- _WORKING DATA_
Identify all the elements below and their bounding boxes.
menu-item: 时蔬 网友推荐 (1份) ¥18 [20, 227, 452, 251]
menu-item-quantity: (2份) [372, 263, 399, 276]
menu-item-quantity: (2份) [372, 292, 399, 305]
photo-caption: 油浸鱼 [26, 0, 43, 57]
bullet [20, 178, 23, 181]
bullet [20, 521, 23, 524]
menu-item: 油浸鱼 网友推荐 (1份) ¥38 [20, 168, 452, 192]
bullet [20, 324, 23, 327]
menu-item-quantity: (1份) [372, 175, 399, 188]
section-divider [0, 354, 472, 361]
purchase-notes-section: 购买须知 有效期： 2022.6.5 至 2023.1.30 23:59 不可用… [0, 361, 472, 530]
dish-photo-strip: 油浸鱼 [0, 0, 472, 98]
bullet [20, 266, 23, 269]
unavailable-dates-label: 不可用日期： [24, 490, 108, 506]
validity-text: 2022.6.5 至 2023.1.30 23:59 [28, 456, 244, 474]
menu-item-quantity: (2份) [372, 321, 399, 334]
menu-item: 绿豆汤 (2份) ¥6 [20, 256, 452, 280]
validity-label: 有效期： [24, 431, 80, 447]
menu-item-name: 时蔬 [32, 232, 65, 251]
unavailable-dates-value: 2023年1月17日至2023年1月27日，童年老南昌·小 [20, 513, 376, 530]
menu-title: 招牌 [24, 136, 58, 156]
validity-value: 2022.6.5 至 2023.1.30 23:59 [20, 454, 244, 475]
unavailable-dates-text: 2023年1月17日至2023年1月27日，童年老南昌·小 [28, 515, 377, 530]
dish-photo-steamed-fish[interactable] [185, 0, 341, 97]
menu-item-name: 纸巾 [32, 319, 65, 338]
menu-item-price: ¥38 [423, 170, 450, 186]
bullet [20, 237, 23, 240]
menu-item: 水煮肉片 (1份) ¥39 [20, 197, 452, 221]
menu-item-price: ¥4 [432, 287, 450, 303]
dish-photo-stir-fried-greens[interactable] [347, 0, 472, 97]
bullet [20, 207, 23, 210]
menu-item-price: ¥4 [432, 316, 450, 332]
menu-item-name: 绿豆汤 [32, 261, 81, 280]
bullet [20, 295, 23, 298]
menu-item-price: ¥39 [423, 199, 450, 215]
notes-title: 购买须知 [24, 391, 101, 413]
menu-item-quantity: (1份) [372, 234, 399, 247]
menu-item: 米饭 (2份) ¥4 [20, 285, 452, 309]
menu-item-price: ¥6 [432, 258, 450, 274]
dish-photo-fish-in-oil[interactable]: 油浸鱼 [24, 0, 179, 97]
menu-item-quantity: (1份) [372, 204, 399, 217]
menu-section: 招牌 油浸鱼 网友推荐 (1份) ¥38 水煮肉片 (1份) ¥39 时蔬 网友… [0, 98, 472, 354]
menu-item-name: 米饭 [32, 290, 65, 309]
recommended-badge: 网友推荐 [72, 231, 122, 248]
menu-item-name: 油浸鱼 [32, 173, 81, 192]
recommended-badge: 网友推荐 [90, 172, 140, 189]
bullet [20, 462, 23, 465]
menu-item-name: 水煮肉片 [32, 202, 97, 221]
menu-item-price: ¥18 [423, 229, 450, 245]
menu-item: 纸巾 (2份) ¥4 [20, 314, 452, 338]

- _THE PROBLEM_
Rewrite the records with "bullet" swapped for "list-dot" everywhere it appears, changing nothing else.

- _RESPONSE_
Identify all the elements below and their bounding boxes.
menu-item: 时蔬 网友推荐 (1份) ¥18 [20, 227, 452, 251]
menu-item-quantity: (2份) [372, 263, 399, 276]
menu-item-quantity: (2份) [372, 292, 399, 305]
photo-caption: 油浸鱼 [26, 0, 43, 57]
list-dot [20, 178, 23, 181]
list-dot [20, 521, 23, 524]
menu-item: 油浸鱼 网友推荐 (1份) ¥38 [20, 168, 452, 192]
list-dot [20, 324, 23, 327]
menu-item-quantity: (1份) [372, 175, 399, 188]
section-divider [0, 354, 472, 361]
purchase-notes-section: 购买须知 有效期： 2022.6.5 至 2023.1.30 23:59 不可用… [0, 361, 472, 530]
dish-photo-strip: 油浸鱼 [0, 0, 472, 98]
list-dot [20, 266, 23, 269]
unavailable-dates-label: 不可用日期： [24, 490, 108, 506]
validity-text: 2022.6.5 至 2023.1.30 23:59 [28, 456, 244, 474]
menu-item-quantity: (2份) [372, 321, 399, 334]
menu-item: 绿豆汤 (2份) ¥6 [20, 256, 452, 280]
validity-label: 有效期： [24, 431, 80, 447]
menu-item-name: 时蔬 [32, 232, 65, 251]
unavailable-dates-value: 2023年1月17日至2023年1月27日，童年老南昌·小 [20, 513, 376, 530]
menu-title: 招牌 [24, 136, 58, 156]
validity-value: 2022.6.5 至 2023.1.30 23:59 [20, 454, 244, 475]
unavailable-dates-text: 2023年1月17日至2023年1月27日，童年老南昌·小 [28, 515, 377, 530]
dish-photo-steamed-fish[interactable] [185, 0, 341, 97]
menu-item-name: 纸巾 [32, 319, 65, 338]
menu-item-price: ¥38 [423, 170, 450, 186]
list-dot [20, 237, 23, 240]
menu-item: 水煮肉片 (1份) ¥39 [20, 197, 452, 221]
menu-item-price: ¥4 [432, 287, 450, 303]
dish-photo-stir-fried-greens[interactable] [347, 0, 472, 97]
list-dot [20, 207, 23, 210]
menu-item-price: ¥4 [432, 316, 450, 332]
menu-item-name: 绿豆汤 [32, 261, 81, 280]
list-dot [20, 295, 23, 298]
menu-item-price: ¥39 [423, 199, 450, 215]
notes-title: 购买须知 [24, 391, 101, 413]
menu-item-quantity: (1份) [372, 234, 399, 247]
menu-item: 米饭 (2份) ¥4 [20, 285, 452, 309]
menu-item-price: ¥6 [432, 258, 450, 274]
dish-photo-fish-in-oil[interactable]: 油浸鱼 [24, 0, 179, 97]
menu-item-quantity: (1份) [372, 204, 399, 217]
menu-section: 招牌 油浸鱼 网友推荐 (1份) ¥38 水煮肉片 (1份) ¥39 时蔬 网友… [0, 98, 472, 354]
menu-item-name: 米饭 [32, 290, 65, 309]
recommended-badge: 网友推荐 [72, 231, 122, 248]
menu-item-name: 油浸鱼 [32, 173, 81, 192]
recommended-badge: 网友推荐 [90, 172, 140, 189]
list-dot [20, 462, 23, 465]
menu-item-name: 水煮肉片 [32, 202, 97, 221]
menu-item-price: ¥18 [423, 229, 450, 245]
menu-item: 纸巾 (2份) ¥4 [20, 314, 452, 338]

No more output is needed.